→ **TO DO**: Work out the number of lines with "Headers" in them. Reply with that number and no other words.

·····

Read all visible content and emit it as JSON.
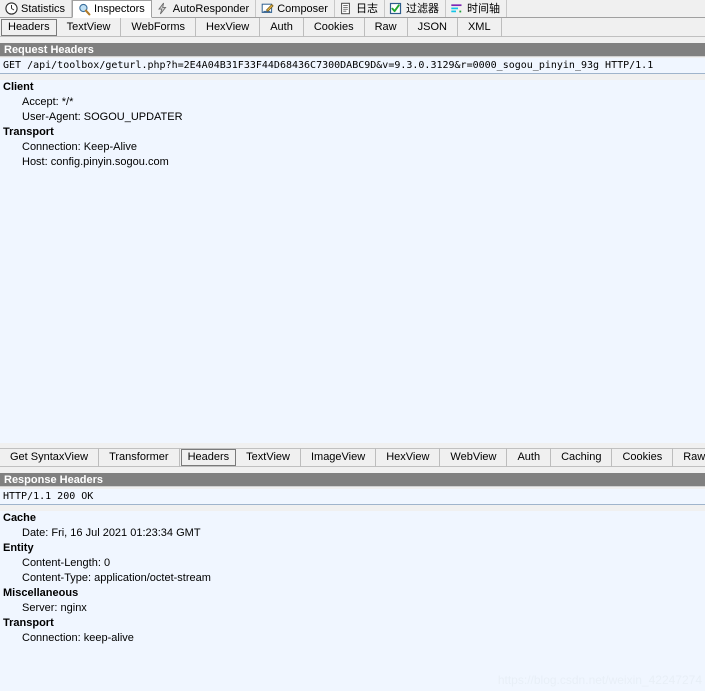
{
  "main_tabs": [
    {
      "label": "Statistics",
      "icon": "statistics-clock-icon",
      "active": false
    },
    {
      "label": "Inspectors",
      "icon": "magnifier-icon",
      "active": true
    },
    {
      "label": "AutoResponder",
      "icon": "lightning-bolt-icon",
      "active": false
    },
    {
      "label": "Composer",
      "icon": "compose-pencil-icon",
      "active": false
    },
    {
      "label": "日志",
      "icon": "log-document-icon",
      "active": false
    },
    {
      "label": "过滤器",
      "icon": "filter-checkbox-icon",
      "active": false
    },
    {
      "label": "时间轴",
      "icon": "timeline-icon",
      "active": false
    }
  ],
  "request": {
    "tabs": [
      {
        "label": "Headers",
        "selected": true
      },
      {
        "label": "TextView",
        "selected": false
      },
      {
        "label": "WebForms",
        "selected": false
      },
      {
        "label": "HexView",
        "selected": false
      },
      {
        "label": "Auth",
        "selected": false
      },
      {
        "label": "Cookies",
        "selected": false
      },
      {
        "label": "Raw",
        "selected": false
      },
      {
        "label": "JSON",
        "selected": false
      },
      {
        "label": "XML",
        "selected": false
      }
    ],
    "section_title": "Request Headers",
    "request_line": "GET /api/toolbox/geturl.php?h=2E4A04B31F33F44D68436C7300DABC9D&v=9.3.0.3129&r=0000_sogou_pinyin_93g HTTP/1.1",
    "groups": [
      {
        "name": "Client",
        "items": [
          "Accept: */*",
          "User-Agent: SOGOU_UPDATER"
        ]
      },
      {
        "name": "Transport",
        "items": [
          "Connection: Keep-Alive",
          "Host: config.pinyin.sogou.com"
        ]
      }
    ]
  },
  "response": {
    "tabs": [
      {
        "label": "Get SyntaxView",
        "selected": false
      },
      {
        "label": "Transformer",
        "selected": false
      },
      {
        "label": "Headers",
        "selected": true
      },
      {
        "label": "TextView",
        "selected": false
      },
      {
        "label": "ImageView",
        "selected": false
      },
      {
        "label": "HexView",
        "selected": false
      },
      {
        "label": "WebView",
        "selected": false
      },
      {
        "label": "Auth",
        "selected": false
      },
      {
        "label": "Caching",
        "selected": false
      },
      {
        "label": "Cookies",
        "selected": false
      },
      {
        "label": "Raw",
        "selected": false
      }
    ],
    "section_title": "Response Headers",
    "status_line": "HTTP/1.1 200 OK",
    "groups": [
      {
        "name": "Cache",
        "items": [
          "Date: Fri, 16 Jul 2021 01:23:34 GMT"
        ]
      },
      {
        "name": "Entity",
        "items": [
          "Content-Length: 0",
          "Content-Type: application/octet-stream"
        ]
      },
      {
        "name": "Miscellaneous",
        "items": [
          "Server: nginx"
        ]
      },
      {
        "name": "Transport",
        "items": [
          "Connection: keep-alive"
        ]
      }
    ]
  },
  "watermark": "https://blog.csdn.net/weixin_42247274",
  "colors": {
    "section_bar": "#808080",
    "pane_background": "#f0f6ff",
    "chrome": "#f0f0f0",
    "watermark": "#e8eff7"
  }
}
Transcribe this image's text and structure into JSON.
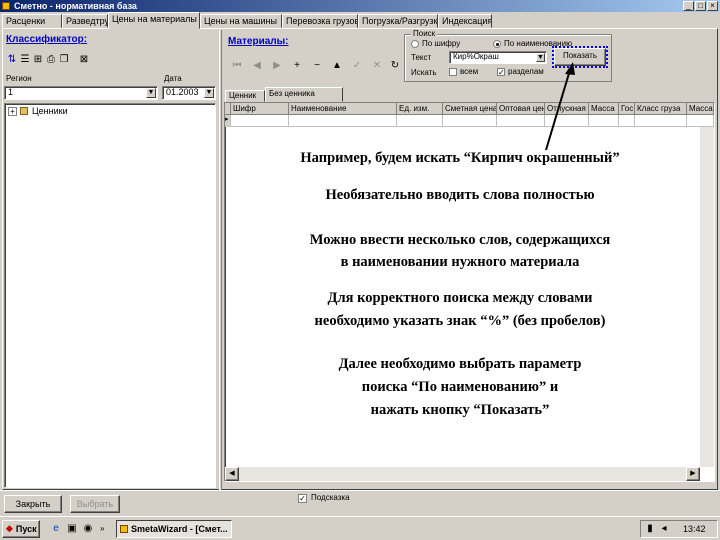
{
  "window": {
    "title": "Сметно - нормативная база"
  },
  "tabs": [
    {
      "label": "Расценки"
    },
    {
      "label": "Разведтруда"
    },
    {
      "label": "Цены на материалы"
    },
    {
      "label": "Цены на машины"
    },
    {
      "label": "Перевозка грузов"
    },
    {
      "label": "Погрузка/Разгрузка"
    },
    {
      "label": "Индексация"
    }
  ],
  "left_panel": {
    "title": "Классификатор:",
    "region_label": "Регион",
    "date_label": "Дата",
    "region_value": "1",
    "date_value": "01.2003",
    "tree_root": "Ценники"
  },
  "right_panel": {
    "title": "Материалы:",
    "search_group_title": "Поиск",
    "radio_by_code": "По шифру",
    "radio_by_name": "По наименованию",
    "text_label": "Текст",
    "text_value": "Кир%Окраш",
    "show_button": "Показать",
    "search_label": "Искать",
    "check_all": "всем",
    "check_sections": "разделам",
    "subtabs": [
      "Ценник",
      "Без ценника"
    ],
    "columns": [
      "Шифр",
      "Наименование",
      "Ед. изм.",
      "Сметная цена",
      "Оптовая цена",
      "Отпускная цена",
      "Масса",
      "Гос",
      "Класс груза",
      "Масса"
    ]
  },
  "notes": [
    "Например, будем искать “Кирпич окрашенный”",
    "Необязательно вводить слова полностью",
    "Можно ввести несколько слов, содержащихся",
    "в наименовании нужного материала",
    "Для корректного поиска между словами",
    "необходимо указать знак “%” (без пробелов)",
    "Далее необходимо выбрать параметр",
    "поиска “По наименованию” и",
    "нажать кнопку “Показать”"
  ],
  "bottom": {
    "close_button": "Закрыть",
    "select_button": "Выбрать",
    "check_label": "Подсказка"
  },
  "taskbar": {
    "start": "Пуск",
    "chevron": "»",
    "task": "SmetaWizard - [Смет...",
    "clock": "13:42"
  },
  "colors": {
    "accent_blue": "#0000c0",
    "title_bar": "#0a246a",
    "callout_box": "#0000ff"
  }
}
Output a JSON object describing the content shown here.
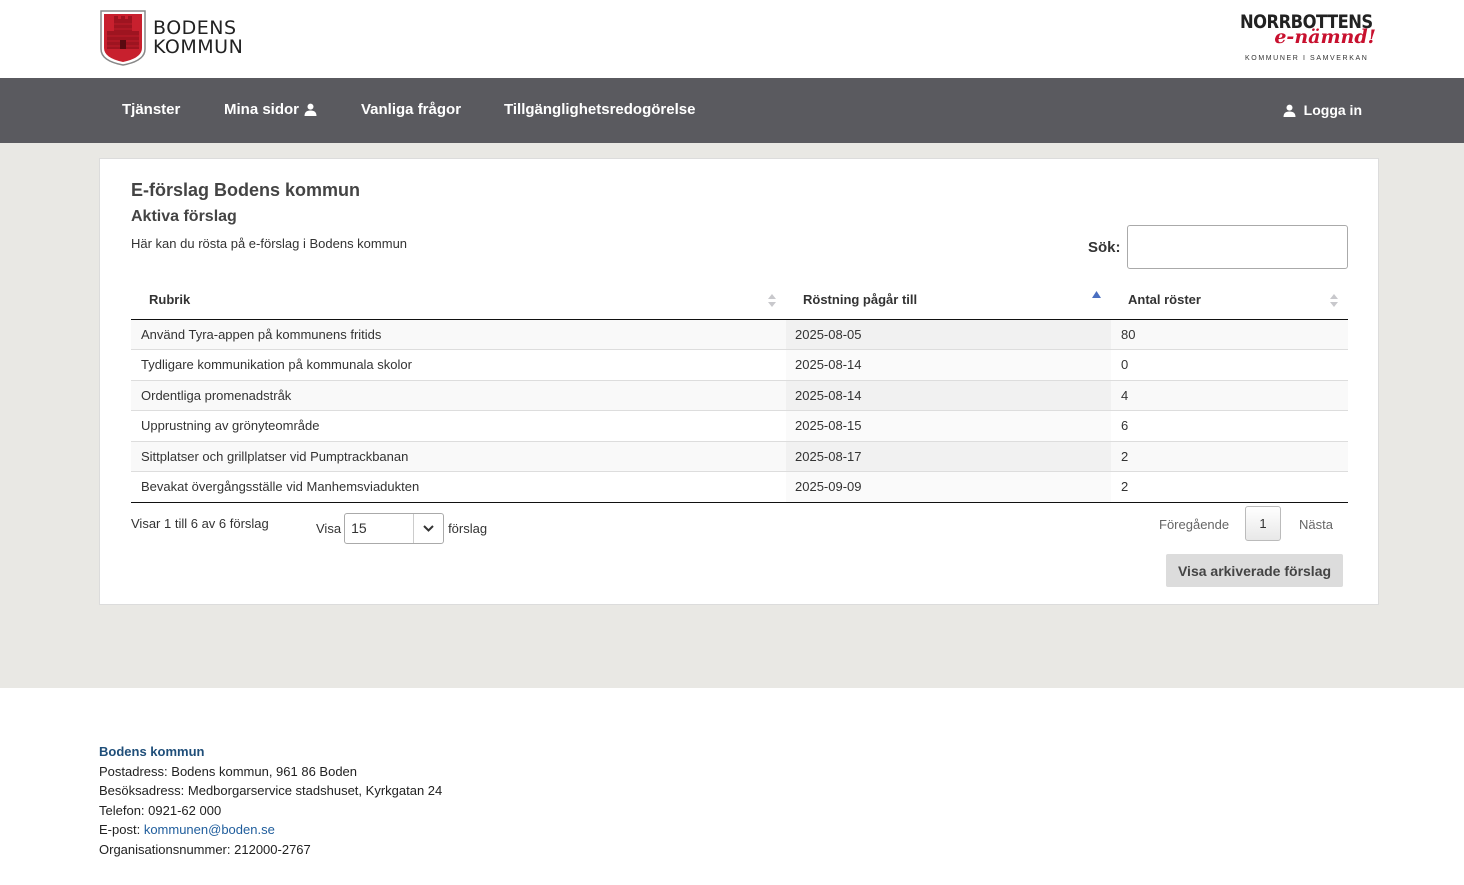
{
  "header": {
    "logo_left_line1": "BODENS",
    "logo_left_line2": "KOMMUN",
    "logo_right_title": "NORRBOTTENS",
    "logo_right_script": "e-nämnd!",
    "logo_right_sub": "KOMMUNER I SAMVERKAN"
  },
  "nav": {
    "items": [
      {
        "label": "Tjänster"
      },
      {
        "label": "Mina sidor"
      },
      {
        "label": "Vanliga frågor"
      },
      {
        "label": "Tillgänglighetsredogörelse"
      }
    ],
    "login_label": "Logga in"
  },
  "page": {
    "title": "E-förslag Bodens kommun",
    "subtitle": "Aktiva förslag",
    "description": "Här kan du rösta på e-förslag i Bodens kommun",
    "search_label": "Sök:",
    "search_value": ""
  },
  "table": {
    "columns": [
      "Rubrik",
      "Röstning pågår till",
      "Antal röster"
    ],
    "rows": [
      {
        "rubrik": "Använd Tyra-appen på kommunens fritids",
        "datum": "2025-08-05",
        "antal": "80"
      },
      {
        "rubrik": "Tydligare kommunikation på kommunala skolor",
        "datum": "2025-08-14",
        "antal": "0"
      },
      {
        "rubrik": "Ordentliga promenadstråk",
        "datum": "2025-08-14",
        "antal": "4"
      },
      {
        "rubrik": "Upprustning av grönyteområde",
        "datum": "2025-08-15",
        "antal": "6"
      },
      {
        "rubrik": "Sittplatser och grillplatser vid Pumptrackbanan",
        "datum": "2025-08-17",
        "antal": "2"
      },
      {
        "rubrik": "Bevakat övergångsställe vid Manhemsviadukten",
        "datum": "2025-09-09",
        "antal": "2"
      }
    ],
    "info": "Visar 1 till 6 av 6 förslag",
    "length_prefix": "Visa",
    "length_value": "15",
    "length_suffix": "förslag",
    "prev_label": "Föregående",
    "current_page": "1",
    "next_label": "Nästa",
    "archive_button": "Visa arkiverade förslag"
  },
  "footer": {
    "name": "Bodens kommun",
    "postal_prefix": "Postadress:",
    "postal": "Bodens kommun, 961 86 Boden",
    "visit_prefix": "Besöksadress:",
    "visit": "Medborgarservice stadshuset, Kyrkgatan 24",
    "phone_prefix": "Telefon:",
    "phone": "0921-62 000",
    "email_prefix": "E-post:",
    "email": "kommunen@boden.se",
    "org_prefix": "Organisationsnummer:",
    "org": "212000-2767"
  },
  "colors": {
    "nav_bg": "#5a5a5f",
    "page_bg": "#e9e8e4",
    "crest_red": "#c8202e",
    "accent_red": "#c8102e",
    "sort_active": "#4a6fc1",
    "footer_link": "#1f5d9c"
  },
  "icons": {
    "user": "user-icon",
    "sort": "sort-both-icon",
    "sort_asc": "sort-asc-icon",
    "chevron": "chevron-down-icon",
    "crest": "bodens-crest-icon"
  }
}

·····

→ **WRITTEN RESPONSE**: 4